* start DATA RECORDS *

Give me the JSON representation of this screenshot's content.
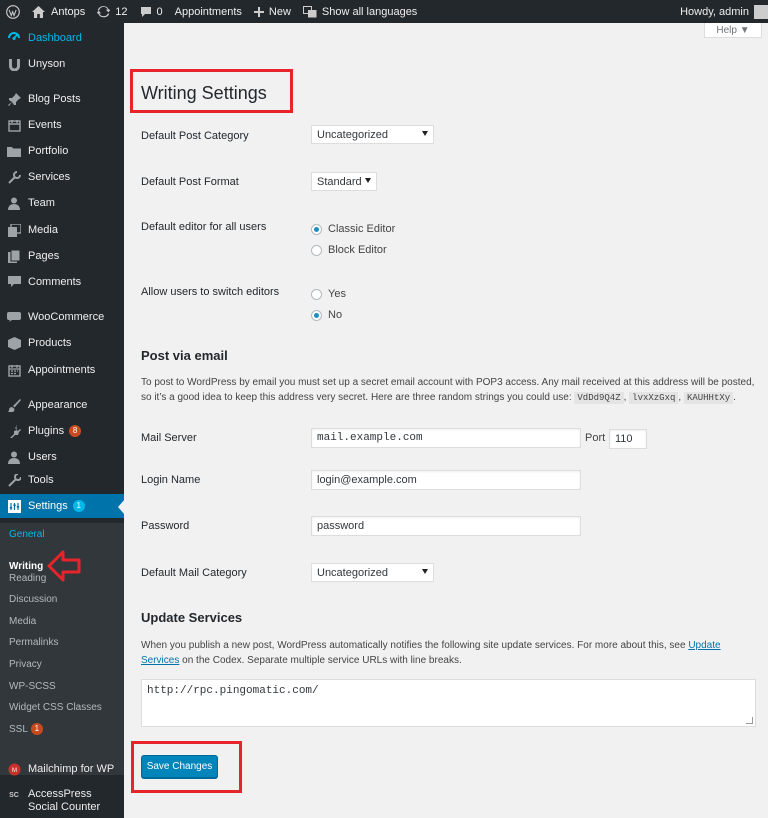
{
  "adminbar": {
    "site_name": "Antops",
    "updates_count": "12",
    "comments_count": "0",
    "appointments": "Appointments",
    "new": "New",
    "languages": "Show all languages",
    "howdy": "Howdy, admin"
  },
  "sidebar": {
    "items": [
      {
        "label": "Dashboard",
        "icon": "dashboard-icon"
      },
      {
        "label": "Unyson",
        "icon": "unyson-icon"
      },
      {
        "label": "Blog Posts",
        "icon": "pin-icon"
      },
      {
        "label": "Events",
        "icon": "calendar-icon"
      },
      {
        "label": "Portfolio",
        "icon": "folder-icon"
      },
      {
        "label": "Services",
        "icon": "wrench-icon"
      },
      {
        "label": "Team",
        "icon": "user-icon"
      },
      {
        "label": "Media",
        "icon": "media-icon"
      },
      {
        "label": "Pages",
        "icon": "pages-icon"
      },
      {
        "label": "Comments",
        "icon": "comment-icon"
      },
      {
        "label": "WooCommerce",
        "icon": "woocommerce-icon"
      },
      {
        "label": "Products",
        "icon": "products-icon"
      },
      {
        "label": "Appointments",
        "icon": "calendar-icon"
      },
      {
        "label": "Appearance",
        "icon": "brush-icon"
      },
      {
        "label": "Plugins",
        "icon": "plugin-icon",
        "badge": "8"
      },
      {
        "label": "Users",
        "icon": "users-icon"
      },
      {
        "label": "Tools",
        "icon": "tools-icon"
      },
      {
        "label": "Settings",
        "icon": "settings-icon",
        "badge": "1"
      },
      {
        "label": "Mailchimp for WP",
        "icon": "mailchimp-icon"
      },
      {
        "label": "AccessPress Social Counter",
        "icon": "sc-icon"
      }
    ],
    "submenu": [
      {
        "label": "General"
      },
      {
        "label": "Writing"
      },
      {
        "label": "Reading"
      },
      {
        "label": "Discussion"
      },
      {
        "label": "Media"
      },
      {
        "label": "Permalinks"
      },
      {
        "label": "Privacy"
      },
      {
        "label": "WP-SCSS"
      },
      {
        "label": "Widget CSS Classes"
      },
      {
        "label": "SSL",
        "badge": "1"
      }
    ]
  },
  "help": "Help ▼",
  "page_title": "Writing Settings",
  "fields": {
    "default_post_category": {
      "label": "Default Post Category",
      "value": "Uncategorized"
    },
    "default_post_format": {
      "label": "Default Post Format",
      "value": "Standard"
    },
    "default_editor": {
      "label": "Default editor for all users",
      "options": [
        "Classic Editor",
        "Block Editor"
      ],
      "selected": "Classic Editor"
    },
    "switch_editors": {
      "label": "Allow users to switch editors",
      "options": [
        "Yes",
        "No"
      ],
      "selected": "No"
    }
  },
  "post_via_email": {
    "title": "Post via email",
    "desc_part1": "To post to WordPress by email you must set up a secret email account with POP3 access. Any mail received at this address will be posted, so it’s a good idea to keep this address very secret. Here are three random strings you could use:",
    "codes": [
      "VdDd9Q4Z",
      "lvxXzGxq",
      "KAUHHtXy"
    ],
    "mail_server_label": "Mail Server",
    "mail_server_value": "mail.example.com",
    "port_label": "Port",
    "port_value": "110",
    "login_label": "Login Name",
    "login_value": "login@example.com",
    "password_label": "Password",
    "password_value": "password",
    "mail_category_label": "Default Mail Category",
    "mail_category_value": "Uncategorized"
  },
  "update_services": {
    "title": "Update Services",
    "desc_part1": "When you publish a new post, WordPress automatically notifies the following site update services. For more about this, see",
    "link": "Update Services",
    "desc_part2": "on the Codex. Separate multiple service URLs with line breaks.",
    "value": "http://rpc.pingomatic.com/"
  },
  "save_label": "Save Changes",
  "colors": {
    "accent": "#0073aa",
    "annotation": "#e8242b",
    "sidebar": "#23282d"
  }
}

* end DATA RECORDS *

## EXERCISE TASK:
Give nothing but the number of lines containing the string "example".

## CORRECT RESPONSE:
2